> **Stored rows**
────────

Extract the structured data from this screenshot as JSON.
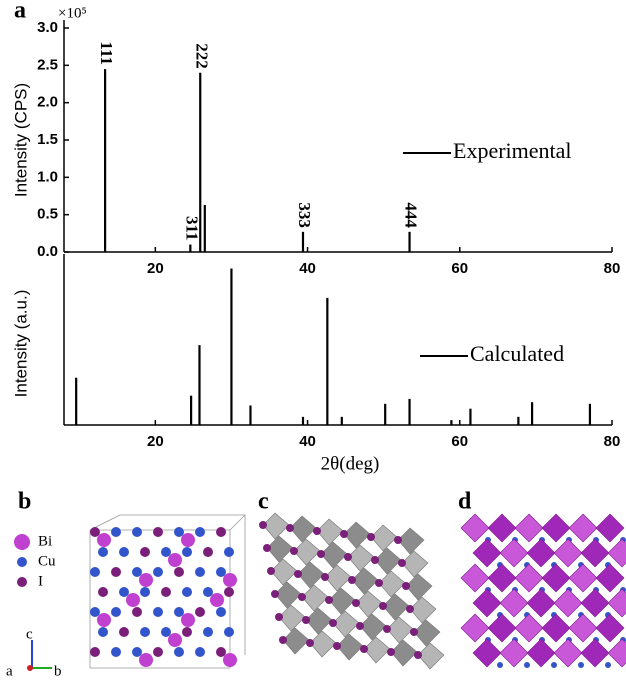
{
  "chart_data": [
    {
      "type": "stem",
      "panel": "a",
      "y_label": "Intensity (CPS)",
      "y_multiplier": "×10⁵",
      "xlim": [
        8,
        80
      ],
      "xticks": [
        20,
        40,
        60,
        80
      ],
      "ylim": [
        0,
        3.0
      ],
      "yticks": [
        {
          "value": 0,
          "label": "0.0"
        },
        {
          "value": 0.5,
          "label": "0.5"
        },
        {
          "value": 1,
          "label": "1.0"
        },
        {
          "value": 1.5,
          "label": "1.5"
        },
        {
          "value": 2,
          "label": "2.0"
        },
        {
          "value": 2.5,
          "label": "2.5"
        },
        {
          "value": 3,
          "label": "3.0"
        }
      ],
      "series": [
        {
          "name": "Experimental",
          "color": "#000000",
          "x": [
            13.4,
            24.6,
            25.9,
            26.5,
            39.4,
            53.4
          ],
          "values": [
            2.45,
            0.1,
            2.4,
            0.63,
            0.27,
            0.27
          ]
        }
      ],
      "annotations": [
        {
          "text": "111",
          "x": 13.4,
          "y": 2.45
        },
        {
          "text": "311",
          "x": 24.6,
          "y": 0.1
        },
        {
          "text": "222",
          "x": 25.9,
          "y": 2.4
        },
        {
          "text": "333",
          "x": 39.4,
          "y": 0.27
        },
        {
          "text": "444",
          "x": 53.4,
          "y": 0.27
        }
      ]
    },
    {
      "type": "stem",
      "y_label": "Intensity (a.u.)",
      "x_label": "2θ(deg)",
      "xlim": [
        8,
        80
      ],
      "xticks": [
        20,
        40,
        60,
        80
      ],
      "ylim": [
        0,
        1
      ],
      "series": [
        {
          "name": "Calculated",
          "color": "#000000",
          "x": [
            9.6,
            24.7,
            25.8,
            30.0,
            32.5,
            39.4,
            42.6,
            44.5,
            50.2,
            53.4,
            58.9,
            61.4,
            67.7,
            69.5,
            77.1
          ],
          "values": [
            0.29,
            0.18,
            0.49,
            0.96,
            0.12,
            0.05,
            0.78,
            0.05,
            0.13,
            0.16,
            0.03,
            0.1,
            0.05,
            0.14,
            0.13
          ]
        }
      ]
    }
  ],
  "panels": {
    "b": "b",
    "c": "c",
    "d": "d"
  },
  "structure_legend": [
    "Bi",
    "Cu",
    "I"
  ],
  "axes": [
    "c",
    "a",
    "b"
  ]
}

────────

> **Stated problem**
Repeat the material above word for word and skip every image in it.

> **Solution**
Extract the structured data from this screenshot as JSON.
{
  "chart_data": [
    {
      "type": "stem",
      "panel": "a",
      "y_label": "Intensity (CPS)",
      "y_multiplier": "×10⁵",
      "xlim": [
        8,
        80
      ],
      "xticks": [
        20,
        40,
        60,
        80
      ],
      "ylim": [
        0,
        3.0
      ],
      "yticks": [
        {
          "value": 0,
          "label": "0.0"
        },
        {
          "value": 0.5,
          "label": "0.5"
        },
        {
          "value": 1,
          "label": "1.0"
        },
        {
          "value": 1.5,
          "label": "1.5"
        },
        {
          "value": 2,
          "label": "2.0"
        },
        {
          "value": 2.5,
          "label": "2.5"
        },
        {
          "value": 3,
          "label": "3.0"
        }
      ],
      "series": [
        {
          "name": "Experimental",
          "color": "#000000",
          "x": [
            13.4,
            24.6,
            25.9,
            26.5,
            39.4,
            53.4
          ],
          "values": [
            2.45,
            0.1,
            2.4,
            0.63,
            0.27,
            0.27
          ]
        }
      ],
      "annotations": [
        {
          "text": "111",
          "x": 13.4,
          "y": 2.45
        },
        {
          "text": "311",
          "x": 24.6,
          "y": 0.1
        },
        {
          "text": "222",
          "x": 25.9,
          "y": 2.4
        },
        {
          "text": "333",
          "x": 39.4,
          "y": 0.27
        },
        {
          "text": "444",
          "x": 53.4,
          "y": 0.27
        }
      ]
    },
    {
      "type": "stem",
      "y_label": "Intensity (a.u.)",
      "x_label": "2θ(deg)",
      "xlim": [
        8,
        80
      ],
      "xticks": [
        20,
        40,
        60,
        80
      ],
      "ylim": [
        0,
        1
      ],
      "series": [
        {
          "name": "Calculated",
          "color": "#000000",
          "x": [
            9.6,
            24.7,
            25.8,
            30.0,
            32.5,
            39.4,
            42.6,
            44.5,
            50.2,
            53.4,
            58.9,
            61.4,
            67.7,
            69.5,
            77.1
          ],
          "values": [
            0.29,
            0.18,
            0.49,
            0.96,
            0.12,
            0.05,
            0.78,
            0.05,
            0.13,
            0.16,
            0.03,
            0.1,
            0.05,
            0.14,
            0.13
          ]
        }
      ]
    }
  ],
  "panels": {
    "b": "b",
    "c": "c",
    "d": "d"
  },
  "structure_legend": [
    "Bi",
    "Cu",
    "I"
  ],
  "axes": [
    "c",
    "a",
    "b"
  ]
}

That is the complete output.